_Aim of the task:_
Records follow. Pull out every line that contains "Note".

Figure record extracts
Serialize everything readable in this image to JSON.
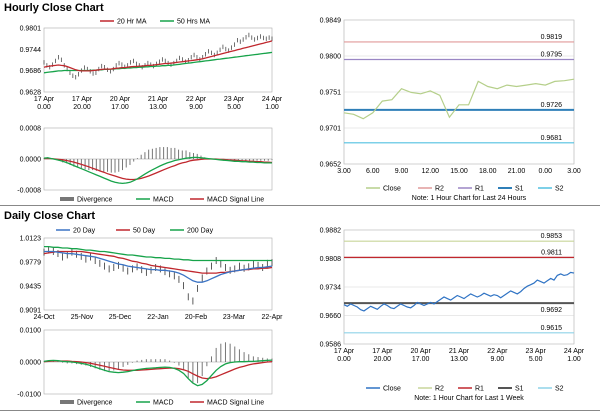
{
  "sections": {
    "hourly_title": "Hourly Close Chart",
    "daily_title": "Daily Close Chart"
  },
  "colors": {
    "ma_fast": "#c0272d",
    "ma_slow": "#17a34a",
    "ma_long": "#17a34a",
    "day20": "#3b73c4",
    "close_line": "#b5cf8a",
    "close_line_daily": "#2f73c4",
    "r2": "#e09a9a",
    "r1": "#9a86c4",
    "s1": "#2f7fb8",
    "s2": "#52c0e0",
    "r2_daily": "#c9d59a",
    "r1_daily": "#c0272d",
    "s1_daily": "#555555",
    "s2_daily": "#8fd3e8",
    "divergence": "#777777",
    "macd": "#17a34a",
    "signal": "#c0272d"
  },
  "chart_data": [
    {
      "id": "hourly_price",
      "type": "line",
      "title": "",
      "legend": [
        "20 Hr MA",
        "50 Hrs MA"
      ],
      "ylim": [
        0.9628,
        0.9801
      ],
      "yticks": [
        "0.9801",
        "0.9744",
        "0.9686",
        "0.9628"
      ],
      "xticks": [
        "17 Apr\n0.00",
        "17 Apr\n20.00",
        "20 Apr\n17.00",
        "21 Apr\n13.00",
        "22 Apr\n9.00",
        "23 Apr\n5.00",
        "24 Apr\n1.00"
      ],
      "close": [
        0.9708,
        0.97,
        0.9695,
        0.9702,
        0.9712,
        0.9722,
        0.9715,
        0.97,
        0.969,
        0.968,
        0.9672,
        0.9668,
        0.9676,
        0.9686,
        0.9694,
        0.969,
        0.9684,
        0.9678,
        0.968,
        0.969,
        0.9698,
        0.9695,
        0.9688,
        0.9684,
        0.969,
        0.97,
        0.9706,
        0.9702,
        0.9696,
        0.97,
        0.9708,
        0.9712,
        0.9704,
        0.97,
        0.9695,
        0.97,
        0.9706,
        0.9702,
        0.9698,
        0.9704,
        0.971,
        0.9716,
        0.9712,
        0.9706,
        0.9702,
        0.9706,
        0.9712,
        0.972,
        0.9716,
        0.971,
        0.9714,
        0.9722,
        0.9728,
        0.9722,
        0.9716,
        0.9722,
        0.973,
        0.9738,
        0.9734,
        0.9728,
        0.9734,
        0.9742,
        0.975,
        0.9744,
        0.974,
        0.9748,
        0.9756,
        0.9768,
        0.9764,
        0.977,
        0.9776,
        0.9782,
        0.9775,
        0.977,
        0.9774,
        0.9778,
        0.9774,
        0.9772,
        0.9775,
        0.9772
      ],
      "ma20": [
        0.9695,
        0.9697,
        0.9698,
        0.9699,
        0.97,
        0.9701,
        0.97,
        0.9699,
        0.9697,
        0.9694,
        0.9691,
        0.9688,
        0.9686,
        0.9685,
        0.9685,
        0.9685,
        0.9685,
        0.9686,
        0.9687,
        0.9688,
        0.9689,
        0.969,
        0.969,
        0.969,
        0.9691,
        0.9692,
        0.9693,
        0.9694,
        0.9694,
        0.9695,
        0.9696,
        0.9697,
        0.9697,
        0.9698,
        0.9698,
        0.9699,
        0.97,
        0.97,
        0.9701,
        0.9702,
        0.9703,
        0.9704,
        0.9705,
        0.9705,
        0.9706,
        0.9707,
        0.9708,
        0.9709,
        0.971,
        0.9711,
        0.9712,
        0.9713,
        0.9714,
        0.9715,
        0.9716,
        0.9718,
        0.972,
        0.9722,
        0.9724,
        0.9726,
        0.9728,
        0.973,
        0.9732,
        0.9734,
        0.9736,
        0.9738,
        0.974,
        0.9742,
        0.9744,
        0.9746,
        0.9748,
        0.975,
        0.9752,
        0.9754,
        0.9756,
        0.9758,
        0.976,
        0.9762,
        0.9764,
        0.9766
      ],
      "ma50": [
        0.968,
        0.9681,
        0.9682,
        0.9683,
        0.9684,
        0.9685,
        0.9685,
        0.9686,
        0.9686,
        0.9686,
        0.9686,
        0.9686,
        0.9686,
        0.9686,
        0.9686,
        0.9686,
        0.9686,
        0.9687,
        0.9687,
        0.9688,
        0.9688,
        0.9689,
        0.9689,
        0.969,
        0.969,
        0.9691,
        0.9691,
        0.9692,
        0.9692,
        0.9693,
        0.9693,
        0.9694,
        0.9694,
        0.9695,
        0.9695,
        0.9696,
        0.9696,
        0.9697,
        0.9697,
        0.9698,
        0.9698,
        0.9699,
        0.9699,
        0.97,
        0.97,
        0.9701,
        0.9702,
        0.9703,
        0.9704,
        0.9705,
        0.9706,
        0.9707,
        0.9708,
        0.9709,
        0.971,
        0.9711,
        0.9712,
        0.9713,
        0.9714,
        0.9715,
        0.9716,
        0.9717,
        0.9718,
        0.9719,
        0.972,
        0.9721,
        0.9722,
        0.9723,
        0.9724,
        0.9725,
        0.9726,
        0.9727,
        0.9728,
        0.9729,
        0.973,
        0.9731,
        0.9732,
        0.9733,
        0.9734,
        0.9735
      ]
    },
    {
      "id": "hourly_macd",
      "type": "line",
      "legend": [
        "Divergence",
        "MACD",
        "MACD Signal Line"
      ],
      "ylim": [
        -0.0008,
        0.0008
      ],
      "yticks": [
        "0.0008",
        "0.0000",
        "-0.0008"
      ],
      "macd": [
        2e-05,
        3e-05,
        1e-05,
        -1e-05,
        -3e-05,
        -6e-05,
        -9e-05,
        -0.00013,
        -0.00017,
        -0.00021,
        -0.00025,
        -0.00029,
        -0.00033,
        -0.00037,
        -0.00041,
        -0.00045,
        -0.00049,
        -0.00053,
        -0.00057,
        -0.0006,
        -0.00062,
        -0.00063,
        -0.00062,
        -0.0006,
        -0.00056,
        -0.00051,
        -0.00045,
        -0.00039,
        -0.00033,
        -0.00028,
        -0.00023,
        -0.00018,
        -0.00014,
        -0.0001,
        -7e-05,
        -4e-05,
        -2e-05,
        0.0,
        2e-05,
        3e-05,
        4e-05,
        4e-05,
        3e-05,
        2e-05,
        1e-05,
        0.0,
        -1e-05,
        -2e-05,
        -3e-05,
        -4e-05,
        -5e-05,
        -6e-05,
        -6e-05,
        -7e-05,
        -7e-05,
        -8e-05,
        -8e-05,
        -9e-05,
        -9e-05,
        -0.0001,
        -0.0001,
        -0.0001
      ],
      "signal": [
        1e-05,
        1e-05,
        1e-05,
        0.0,
        -1e-05,
        -2e-05,
        -4e-05,
        -6e-05,
        -8e-05,
        -0.00011,
        -0.00014,
        -0.00017,
        -0.0002,
        -0.00024,
        -0.00027,
        -0.00031,
        -0.00034,
        -0.00038,
        -0.00041,
        -0.00044,
        -0.00047,
        -0.0005,
        -0.00052,
        -0.00053,
        -0.00053,
        -0.00052,
        -0.0005,
        -0.00047,
        -0.00044,
        -0.0004,
        -0.00036,
        -0.00032,
        -0.00028,
        -0.00024,
        -0.0002,
        -0.00017,
        -0.00013,
        -0.0001,
        -8e-05,
        -5e-05,
        -3e-05,
        -2e-05,
        -1e-05,
        0.0,
        0.0,
        0.0,
        0.0,
        -1e-05,
        -1e-05,
        -2e-05,
        -3e-05,
        -3e-05,
        -4e-05,
        -5e-05,
        -5e-05,
        -6e-05,
        -6e-05,
        -7e-05,
        -7e-05,
        -8e-05,
        -8e-05,
        -9e-05
      ]
    },
    {
      "id": "hourly_pivot",
      "type": "line",
      "title": "",
      "legend": [
        "Close",
        "R2",
        "R1",
        "S1",
        "S2"
      ],
      "note": "Note: 1 Hour Chart for Last 24 Hours",
      "ylim": [
        0.9652,
        0.9849
      ],
      "yticks": [
        "0.9849",
        "0.9800",
        "0.9751",
        "0.9701",
        "0.9652"
      ],
      "xticks": [
        "3.00",
        "6.00",
        "9.00",
        "12.00",
        "15.00",
        "18.00",
        "21.00",
        "0.00",
        "3.00"
      ],
      "levels": {
        "R2": 0.9819,
        "R1": 0.9795,
        "S1": 0.9726,
        "S2": 0.9681
      },
      "level_labels": {
        "R2": "0.9819",
        "R1": "0.9795",
        "S1": "0.9726",
        "S2": "0.9681"
      },
      "close": [
        0.9722,
        0.972,
        0.9714,
        0.9722,
        0.9738,
        0.974,
        0.9755,
        0.975,
        0.9748,
        0.9752,
        0.9746,
        0.9716,
        0.9733,
        0.9733,
        0.9765,
        0.9758,
        0.9755,
        0.976,
        0.9758,
        0.976,
        0.9762,
        0.976,
        0.9765,
        0.9766,
        0.9768
      ]
    },
    {
      "id": "daily_price",
      "type": "line",
      "title": "",
      "legend": [
        "20 Day",
        "50 Day",
        "200 Day"
      ],
      "ylim": [
        0.9091,
        1.0123
      ],
      "yticks": [
        "1.0123",
        "0.9779",
        "0.9435",
        "0.9091"
      ],
      "xticks": [
        "24-Oct",
        "25-Nov",
        "25-Dec",
        "22-Jan",
        "20-Feb",
        "23-Mar",
        "22-Apr"
      ],
      "close": [
        0.992,
        0.995,
        0.993,
        0.99,
        0.985,
        0.988,
        0.992,
        0.989,
        0.986,
        0.982,
        0.985,
        0.98,
        0.976,
        0.972,
        0.968,
        0.97,
        0.973,
        0.969,
        0.965,
        0.968,
        0.971,
        0.967,
        0.963,
        0.966,
        0.97,
        0.968,
        0.964,
        0.961,
        0.958,
        0.953,
        0.944,
        0.928,
        0.922,
        0.94,
        0.955,
        0.965,
        0.972,
        0.98,
        0.975,
        0.97,
        0.966,
        0.968,
        0.972,
        0.969,
        0.971,
        0.975,
        0.973,
        0.97,
        0.976,
        0.977
      ],
      "d20": [
        0.993,
        0.993,
        0.993,
        0.992,
        0.991,
        0.99,
        0.99,
        0.989,
        0.988,
        0.987,
        0.986,
        0.985,
        0.983,
        0.981,
        0.979,
        0.977,
        0.975,
        0.974,
        0.972,
        0.971,
        0.97,
        0.969,
        0.968,
        0.967,
        0.967,
        0.966,
        0.966,
        0.965,
        0.964,
        0.962,
        0.959,
        0.955,
        0.951,
        0.949,
        0.949,
        0.951,
        0.954,
        0.957,
        0.96,
        0.962,
        0.964,
        0.965,
        0.966,
        0.967,
        0.968,
        0.969,
        0.97,
        0.97,
        0.971,
        0.972
      ],
      "d50": [
        0.99,
        0.991,
        0.992,
        0.993,
        0.993,
        0.993,
        0.993,
        0.993,
        0.993,
        0.992,
        0.991,
        0.99,
        0.989,
        0.988,
        0.987,
        0.986,
        0.984,
        0.983,
        0.981,
        0.979,
        0.978,
        0.976,
        0.975,
        0.973,
        0.972,
        0.971,
        0.97,
        0.969,
        0.968,
        0.967,
        0.966,
        0.965,
        0.964,
        0.963,
        0.962,
        0.962,
        0.962,
        0.962,
        0.963,
        0.963,
        0.964,
        0.965,
        0.966,
        0.967,
        0.967,
        0.968,
        0.968,
        0.969,
        0.969,
        0.97
      ],
      "d200": [
        1.0,
        1.0,
        0.999,
        0.999,
        0.998,
        0.998,
        0.997,
        0.997,
        0.996,
        0.995,
        0.995,
        0.994,
        0.993,
        0.993,
        0.992,
        0.991,
        0.99,
        0.989,
        0.988,
        0.988,
        0.987,
        0.986,
        0.985,
        0.985,
        0.984,
        0.984,
        0.983,
        0.983,
        0.982,
        0.982,
        0.981,
        0.981,
        0.98,
        0.98,
        0.98,
        0.98,
        0.98,
        0.98,
        0.98,
        0.98,
        0.98,
        0.98,
        0.98,
        0.98,
        0.98,
        0.98,
        0.98,
        0.98,
        0.98,
        0.98
      ]
    },
    {
      "id": "daily_macd",
      "type": "line",
      "legend": [
        "Divergence",
        "MACD",
        "MACD Signal Line"
      ],
      "ylim": [
        -0.01,
        0.01
      ],
      "yticks": [
        "0.0100",
        "0.0000",
        "-0.0100"
      ],
      "macd": [
        0.0002,
        0.0004,
        0.0005,
        0.0004,
        0.0002,
        0.0001,
        0.0,
        -0.0002,
        -0.0004,
        -0.0007,
        -0.0011,
        -0.0016,
        -0.0021,
        -0.0026,
        -0.003,
        -0.0032,
        -0.0033,
        -0.0032,
        -0.003,
        -0.0027,
        -0.0024,
        -0.0022,
        -0.002,
        -0.0019,
        -0.0018,
        -0.0017,
        -0.0016,
        -0.0017,
        -0.002,
        -0.0026,
        -0.0036,
        -0.0052,
        -0.0066,
        -0.0074,
        -0.007,
        -0.0058,
        -0.0042,
        -0.0026,
        -0.0014,
        -0.0006,
        -0.0002,
        0.0,
        0.0001,
        0.0001,
        0.0002,
        0.0002,
        0.0003,
        0.0004,
        0.0005,
        0.0006
      ],
      "signal": [
        0.0001,
        0.0002,
        0.0003,
        0.0003,
        0.0003,
        0.0003,
        0.0002,
        0.0001,
        0.0,
        -0.0002,
        -0.0004,
        -0.0007,
        -0.001,
        -0.0013,
        -0.0017,
        -0.002,
        -0.0023,
        -0.0025,
        -0.0026,
        -0.0026,
        -0.0026,
        -0.0025,
        -0.0024,
        -0.0023,
        -0.0022,
        -0.0021,
        -0.002,
        -0.0019,
        -0.0019,
        -0.0021,
        -0.0024,
        -0.0029,
        -0.0037,
        -0.0044,
        -0.005,
        -0.0052,
        -0.005,
        -0.0046,
        -0.004,
        -0.0034,
        -0.0028,
        -0.0022,
        -0.0017,
        -0.0013,
        -0.0009,
        -0.0006,
        -0.0004,
        -0.0002,
        0.0,
        0.0001
      ]
    },
    {
      "id": "daily_pivot",
      "type": "line",
      "title": "",
      "legend": [
        "Close",
        "R2",
        "R1",
        "S1",
        "S2"
      ],
      "note": "Note: 1 Hour Chart for Last 1 Week",
      "ylim": [
        0.9586,
        0.9882
      ],
      "yticks": [
        "0.9882",
        "0.9808",
        "0.9734",
        "0.9660",
        "0.9586"
      ],
      "xticks": [
        "17 Apr\n0.00",
        "17 Apr\n20.00",
        "20 Apr\n17.00",
        "21 Apr\n13.00",
        "22 Apr\n9.00",
        "23 Apr\n5.00",
        "24 Apr\n1.00"
      ],
      "levels": {
        "R2": 0.9853,
        "R1": 0.9811,
        "S1": 0.9692,
        "S2": 0.9615
      },
      "level_labels": {
        "R2": "0.9853",
        "R1": "0.9811",
        "S1": "0.9692",
        "S2": "0.9615"
      },
      "close": [
        0.9688,
        0.9684,
        0.969,
        0.9686,
        0.9682,
        0.9675,
        0.9672,
        0.9678,
        0.9684,
        0.968,
        0.9676,
        0.9684,
        0.969,
        0.9686,
        0.968,
        0.9678,
        0.9684,
        0.969,
        0.9686,
        0.9682,
        0.968,
        0.9686,
        0.9694,
        0.969,
        0.9686,
        0.969,
        0.9694,
        0.969,
        0.9696,
        0.9702,
        0.9708,
        0.9704,
        0.97,
        0.9706,
        0.9712,
        0.9708,
        0.9704,
        0.971,
        0.9716,
        0.9712,
        0.9708,
        0.9712,
        0.9718,
        0.9714,
        0.971,
        0.9714,
        0.9712,
        0.9706,
        0.9712,
        0.9718,
        0.9724,
        0.972,
        0.9716,
        0.9722,
        0.973,
        0.9736,
        0.974,
        0.9744,
        0.9752,
        0.9748,
        0.9744,
        0.975,
        0.9756,
        0.9752,
        0.9764,
        0.9768,
        0.9764,
        0.9766,
        0.9772,
        0.977
      ]
    }
  ]
}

_The response:_
      "note": "Note: 1 Hour Chart for Last 24 Hours",
      "note": "Note: 1 Hour Chart for Last 1 Week",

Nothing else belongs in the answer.